Task description: Work through the material below line by line and say how many lines include the word "this". Only the number, please.

◆ ◆ ◆ ◆ ◆

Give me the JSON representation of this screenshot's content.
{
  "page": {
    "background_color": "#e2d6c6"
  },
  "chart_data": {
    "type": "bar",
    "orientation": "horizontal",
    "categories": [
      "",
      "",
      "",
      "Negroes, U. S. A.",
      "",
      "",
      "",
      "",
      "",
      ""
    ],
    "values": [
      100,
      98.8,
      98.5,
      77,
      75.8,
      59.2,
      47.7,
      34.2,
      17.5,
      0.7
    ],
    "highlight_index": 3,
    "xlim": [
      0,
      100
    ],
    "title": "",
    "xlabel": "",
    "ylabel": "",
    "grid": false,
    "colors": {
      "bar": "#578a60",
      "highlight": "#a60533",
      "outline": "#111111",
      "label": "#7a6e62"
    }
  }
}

◆ ◆ ◆ ◆ ◆

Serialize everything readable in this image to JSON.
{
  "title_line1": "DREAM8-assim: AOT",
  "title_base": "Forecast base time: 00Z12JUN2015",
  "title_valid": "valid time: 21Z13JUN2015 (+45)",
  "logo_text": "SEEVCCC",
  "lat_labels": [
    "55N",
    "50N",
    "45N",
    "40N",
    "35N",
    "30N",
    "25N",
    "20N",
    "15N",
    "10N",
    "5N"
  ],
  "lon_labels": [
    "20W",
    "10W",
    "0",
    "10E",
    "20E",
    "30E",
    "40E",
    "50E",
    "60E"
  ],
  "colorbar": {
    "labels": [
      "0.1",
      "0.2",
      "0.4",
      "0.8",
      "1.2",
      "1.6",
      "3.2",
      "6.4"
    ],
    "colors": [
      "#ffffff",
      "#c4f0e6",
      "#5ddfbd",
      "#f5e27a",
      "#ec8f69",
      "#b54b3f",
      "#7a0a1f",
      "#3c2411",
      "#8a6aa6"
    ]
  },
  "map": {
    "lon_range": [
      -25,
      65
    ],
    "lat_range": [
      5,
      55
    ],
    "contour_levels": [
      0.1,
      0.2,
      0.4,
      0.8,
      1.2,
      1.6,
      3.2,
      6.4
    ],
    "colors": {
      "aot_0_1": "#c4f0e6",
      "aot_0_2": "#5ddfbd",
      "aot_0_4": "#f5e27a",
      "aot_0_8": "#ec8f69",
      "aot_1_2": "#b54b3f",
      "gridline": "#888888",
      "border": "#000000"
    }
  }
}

◆ ◆ ◆ ◆ ◆

Exercise answer: 2